▶ Dataset content
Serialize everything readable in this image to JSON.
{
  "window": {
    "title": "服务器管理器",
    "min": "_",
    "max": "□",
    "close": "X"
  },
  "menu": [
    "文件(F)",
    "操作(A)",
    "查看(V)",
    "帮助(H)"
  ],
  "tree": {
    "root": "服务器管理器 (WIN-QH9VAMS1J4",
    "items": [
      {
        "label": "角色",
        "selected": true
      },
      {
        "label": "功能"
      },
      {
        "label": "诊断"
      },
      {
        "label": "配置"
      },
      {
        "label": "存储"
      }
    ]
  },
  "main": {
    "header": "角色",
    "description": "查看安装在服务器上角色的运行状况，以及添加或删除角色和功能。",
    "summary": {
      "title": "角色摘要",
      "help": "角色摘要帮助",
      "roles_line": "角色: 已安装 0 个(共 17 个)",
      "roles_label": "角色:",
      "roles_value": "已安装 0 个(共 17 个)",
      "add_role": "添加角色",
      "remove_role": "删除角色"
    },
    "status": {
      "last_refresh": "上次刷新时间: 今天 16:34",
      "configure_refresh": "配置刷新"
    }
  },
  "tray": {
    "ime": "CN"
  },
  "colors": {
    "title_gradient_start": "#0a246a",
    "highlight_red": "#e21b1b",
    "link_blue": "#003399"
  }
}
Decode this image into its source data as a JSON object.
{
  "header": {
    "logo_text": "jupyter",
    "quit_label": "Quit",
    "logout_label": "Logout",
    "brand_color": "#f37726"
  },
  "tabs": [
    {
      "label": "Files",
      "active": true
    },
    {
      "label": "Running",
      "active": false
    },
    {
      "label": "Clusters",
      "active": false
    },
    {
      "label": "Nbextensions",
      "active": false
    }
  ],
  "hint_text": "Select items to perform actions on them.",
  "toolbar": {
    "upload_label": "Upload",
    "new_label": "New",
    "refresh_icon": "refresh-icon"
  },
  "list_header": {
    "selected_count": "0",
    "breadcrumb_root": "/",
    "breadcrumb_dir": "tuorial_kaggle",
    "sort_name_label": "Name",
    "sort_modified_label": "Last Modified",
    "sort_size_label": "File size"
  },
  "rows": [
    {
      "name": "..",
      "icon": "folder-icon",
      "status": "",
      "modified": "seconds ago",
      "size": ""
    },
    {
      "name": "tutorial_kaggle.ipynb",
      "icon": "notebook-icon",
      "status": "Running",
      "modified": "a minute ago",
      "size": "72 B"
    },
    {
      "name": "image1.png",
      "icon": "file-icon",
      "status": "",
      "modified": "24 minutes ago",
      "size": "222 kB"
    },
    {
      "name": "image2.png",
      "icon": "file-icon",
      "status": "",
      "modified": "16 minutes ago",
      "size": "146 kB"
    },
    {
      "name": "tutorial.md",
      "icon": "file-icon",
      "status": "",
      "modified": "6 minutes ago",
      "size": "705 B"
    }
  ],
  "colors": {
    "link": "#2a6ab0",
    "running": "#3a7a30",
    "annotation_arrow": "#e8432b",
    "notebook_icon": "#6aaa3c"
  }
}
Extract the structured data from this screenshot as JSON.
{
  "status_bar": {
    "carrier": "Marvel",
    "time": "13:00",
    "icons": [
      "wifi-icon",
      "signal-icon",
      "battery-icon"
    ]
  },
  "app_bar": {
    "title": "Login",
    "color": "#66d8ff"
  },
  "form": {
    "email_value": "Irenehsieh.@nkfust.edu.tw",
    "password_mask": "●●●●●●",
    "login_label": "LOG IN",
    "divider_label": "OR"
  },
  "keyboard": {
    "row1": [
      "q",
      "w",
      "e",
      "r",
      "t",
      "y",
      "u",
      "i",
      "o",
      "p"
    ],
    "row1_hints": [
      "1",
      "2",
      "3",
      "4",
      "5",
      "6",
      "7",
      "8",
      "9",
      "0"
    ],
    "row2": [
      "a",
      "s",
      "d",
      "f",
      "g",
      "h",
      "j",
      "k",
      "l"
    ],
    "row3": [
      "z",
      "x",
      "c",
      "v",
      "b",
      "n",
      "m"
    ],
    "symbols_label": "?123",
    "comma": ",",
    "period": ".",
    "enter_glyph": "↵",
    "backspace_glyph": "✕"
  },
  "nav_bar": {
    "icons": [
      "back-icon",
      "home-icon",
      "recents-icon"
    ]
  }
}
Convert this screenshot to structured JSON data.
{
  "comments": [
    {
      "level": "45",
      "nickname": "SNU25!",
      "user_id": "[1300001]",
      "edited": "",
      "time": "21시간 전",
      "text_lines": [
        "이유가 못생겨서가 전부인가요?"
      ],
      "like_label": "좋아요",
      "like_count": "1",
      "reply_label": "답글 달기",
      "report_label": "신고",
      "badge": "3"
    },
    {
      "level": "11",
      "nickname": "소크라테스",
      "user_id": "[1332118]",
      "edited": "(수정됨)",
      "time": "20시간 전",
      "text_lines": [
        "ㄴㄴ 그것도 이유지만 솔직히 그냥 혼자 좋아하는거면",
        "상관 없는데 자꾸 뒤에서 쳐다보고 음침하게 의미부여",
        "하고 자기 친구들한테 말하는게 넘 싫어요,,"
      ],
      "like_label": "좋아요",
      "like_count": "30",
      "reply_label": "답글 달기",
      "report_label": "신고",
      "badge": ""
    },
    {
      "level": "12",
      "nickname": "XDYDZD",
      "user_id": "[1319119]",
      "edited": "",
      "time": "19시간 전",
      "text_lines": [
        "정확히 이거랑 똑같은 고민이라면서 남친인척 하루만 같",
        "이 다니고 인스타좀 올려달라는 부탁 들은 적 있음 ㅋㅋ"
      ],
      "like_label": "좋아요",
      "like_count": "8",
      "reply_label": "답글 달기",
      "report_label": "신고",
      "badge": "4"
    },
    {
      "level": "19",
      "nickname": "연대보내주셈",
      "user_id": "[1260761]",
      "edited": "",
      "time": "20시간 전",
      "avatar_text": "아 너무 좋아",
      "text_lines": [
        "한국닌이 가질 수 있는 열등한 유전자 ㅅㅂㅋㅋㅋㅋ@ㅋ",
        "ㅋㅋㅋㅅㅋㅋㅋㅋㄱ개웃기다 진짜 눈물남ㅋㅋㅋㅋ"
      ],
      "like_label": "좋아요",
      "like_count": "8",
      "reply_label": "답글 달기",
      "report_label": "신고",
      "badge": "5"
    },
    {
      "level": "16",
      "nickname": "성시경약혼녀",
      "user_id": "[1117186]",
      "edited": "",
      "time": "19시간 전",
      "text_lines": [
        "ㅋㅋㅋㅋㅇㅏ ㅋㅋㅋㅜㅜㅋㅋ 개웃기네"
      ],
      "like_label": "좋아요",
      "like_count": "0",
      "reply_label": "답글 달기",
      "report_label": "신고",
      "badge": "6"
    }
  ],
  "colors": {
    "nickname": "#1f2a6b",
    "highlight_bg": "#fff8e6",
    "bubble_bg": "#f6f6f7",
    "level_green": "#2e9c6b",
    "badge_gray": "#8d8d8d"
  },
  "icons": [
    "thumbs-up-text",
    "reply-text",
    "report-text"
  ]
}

▶ The problem
The entries above must be returned exactly.

▶ In response
Serialize everything readable in this image to JSON.
{
  "window": {
    "title": "服务器管理器",
    "min": "_",
    "max": "□",
    "close": "X"
  },
  "menu": [
    "文件(F)",
    "操作(A)",
    "查看(V)",
    "帮助(H)"
  ],
  "tree": {
    "root": "服务器管理器 (WIN-QH9VAMS1J4",
    "items": [
      {
        "label": "角色",
        "selected": true
      },
      {
        "label": "功能"
      },
      {
        "label": "诊断"
      },
      {
        "label": "配置"
      },
      {
        "label": "存储"
      }
    ]
  },
  "main": {
    "header": "角色",
    "description": "查看安装在服务器上角色的运行状况，以及添加或删除角色和功能。",
    "summary": {
      "title": "角色摘要",
      "help": "角色摘要帮助",
      "roles_line": "角色: 已安装 0 个(共 17 个)",
      "roles_label": "角色:",
      "roles_value": "已安装 0 个(共 17 个)",
      "add_role": "添加角色",
      "remove_role": "删除角色"
    },
    "status": {
      "last_refresh": "上次刷新时间: 今天 16:34",
      "configure_refresh": "配置刷新"
    }
  },
  "tray": {
    "ime": "CN"
  },
  "colors": {
    "title_gradient_start": "#0a246a",
    "highlight_red": "#e21b1b",
    "link_blue": "#003399"
  }
}
Decode this image into its source data as a JSON object.
{
  "header": {
    "logo_text": "jupyter",
    "quit_label": "Quit",
    "logout_label": "Logout",
    "brand_color": "#f37726"
  },
  "tabs": [
    {
      "label": "Files",
      "active": true
    },
    {
      "label": "Running",
      "active": false
    },
    {
      "label": "Clusters",
      "active": false
    },
    {
      "label": "Nbextensions",
      "active": false
    }
  ],
  "hint_text": "Select items to perform actions on them.",
  "toolbar": {
    "upload_label": "Upload",
    "new_label": "New",
    "refresh_icon": "refresh-icon"
  },
  "list_header": {
    "selected_count": "0",
    "breadcrumb_root": "/",
    "breadcrumb_dir": "tuorial_kaggle",
    "sort_name_label": "Name",
    "sort_modified_label": "Last Modified",
    "sort_size_label": "File size"
  },
  "rows": [
    {
      "name": "..",
      "icon": "folder-icon",
      "status": "",
      "modified": "seconds ago",
      "size": ""
    },
    {
      "name": "tutorial_kaggle.ipynb",
      "icon": "notebook-icon",
      "status": "Running",
      "modified": "a minute ago",
      "size": "72 B"
    },
    {
      "name": "image1.png",
      "icon": "file-icon",
      "status": "",
      "modified": "24 minutes ago",
      "size": "222 kB"
    },
    {
      "name": "image2.png",
      "icon": "file-icon",
      "status": "",
      "modified": "16 minutes ago",
      "size": "146 kB"
    },
    {
      "name": "tutorial.md",
      "icon": "file-icon",
      "status": "",
      "modified": "6 minutes ago",
      "size": "705 B"
    }
  ],
  "colors": {
    "link": "#2a6ab0",
    "running": "#3a7a30",
    "annotation_arrow": "#e8432b",
    "notebook_icon": "#6aaa3c"
  }
}
Extract the structured data from this screenshot as JSON.
{
  "status_bar": {
    "carrier": "Marvel",
    "time": "13:00",
    "icons": [
      "wifi-icon",
      "signal-icon",
      "battery-icon"
    ]
  },
  "app_bar": {
    "title": "Login",
    "color": "#66d8ff"
  },
  "form": {
    "email_value": "Irenehsieh.@nkfust.edu.tw",
    "password_mask": "●●●●●●",
    "login_label": "LOG IN",
    "divider_label": "OR"
  },
  "keyboard": {
    "row1": [
      "q",
      "w",
      "e",
      "r",
      "t",
      "y",
      "u",
      "i",
      "o",
      "p"
    ],
    "row1_hints": [
      "1",
      "2",
      "3",
      "4",
      "5",
      "6",
      "7",
      "8",
      "9",
      "0"
    ],
    "row2": [
      "a",
      "s",
      "d",
      "f",
      "g",
      "h",
      "j",
      "k",
      "l"
    ],
    "row3": [
      "z",
      "x",
      "c",
      "v",
      "b",
      "n",
      "m"
    ],
    "symbols_label": "?123",
    "comma": ",",
    "period": ".",
    "enter_glyph": "↵",
    "backspace_glyph": "✕"
  },
  "nav_bar": {
    "icons": [
      "back-icon",
      "home-icon",
      "recents-icon"
    ]
  }
}
Convert this screenshot to structured JSON data.
{
  "comments": [
    {
      "level": "45",
      "nickname": "SNU25!",
      "user_id": "[1300001]",
      "edited": "",
      "time": "21시간 전",
      "text_lines": [
        "이유가 못생겨서가 전부인가요?"
      ],
      "like_label": "좋아요",
      "like_count": "1",
      "reply_label": "답글 달기",
      "report_label": "신고",
      "badge": "3"
    },
    {
      "level": "11",
      "nickname": "소크라테스",
      "user_id": "[1332118]",
      "edited": "(수정됨)",
      "time": "20시간 전",
      "text_lines": [
        "ㄴㄴ 그것도 이유지만 솔직히 그냥 혼자 좋아하는거면",
        "상관 없는데 자꾸 뒤에서 쳐다보고 음침하게 의미부여",
        "하고 자기 친구들한테 말하는게 넘 싫어요,,"
      ],
      "like_label": "좋아요",
      "like_count": "30",
      "reply_label": "답글 달기",
      "report_label": "신고",
      "badge": ""
    },
    {
      "level": "12",
      "nickname": "XDYDZD",
      "user_id": "[1319119]",
      "edited": "",
      "time": "19시간 전",
      "text_lines": [
        "정확히 이거랑 똑같은 고민이라면서 남친인척 하루만 같",
        "이 다니고 인스타좀 올려달라는 부탁 들은 적 있음 ㅋㅋ"
      ],
      "like_label": "좋아요",
      "like_count": "8",
      "reply_label": "답글 달기",
      "report_label": "신고",
      "badge": "4"
    },
    {
      "level": "19",
      "nickname": "연대보내주셈",
      "user_id": "[1260761]",
      "edited": "",
      "time": "20시간 전",
      "avatar_text": "아 너무 좋아",
      "text_lines": [
        "한국닌이 가질 수 있는 열등한 유전자 ㅅㅂㅋㅋㅋㅋ@ㅋ",
        "ㅋㅋㅋㅅㅋㅋㅋㅋㄱ개웃기다 진짜 눈물남ㅋㅋㅋㅋ"
      ],
      "like_label": "좋아요",
      "like_count": "8",
      "reply_label": "답글 달기",
      "report_label": "신고",
      "badge": "5"
    },
    {
      "level": "16",
      "nickname": "성시경약혼녀",
      "user_id": "[1117186]",
      "edited": "",
      "time": "19시간 전",
      "text_lines": [
        "ㅋㅋㅋㅋㅇㅏ ㅋㅋㅋㅜㅜㅋㅋ 개웃기네"
      ],
      "like_label": "좋아요",
      "like_count": "0",
      "reply_label": "답글 달기",
      "report_label": "신고",
      "badge": "6"
    }
  ],
  "colors": {
    "nickname": "#1f2a6b",
    "highlight_bg": "#fff8e6",
    "bubble_bg": "#f6f6f7",
    "level_green": "#2e9c6b",
    "badge_gray": "#8d8d8d"
  },
  "icons": [
    "thumbs-up-text",
    "reply-text",
    "report-text"
  ]
}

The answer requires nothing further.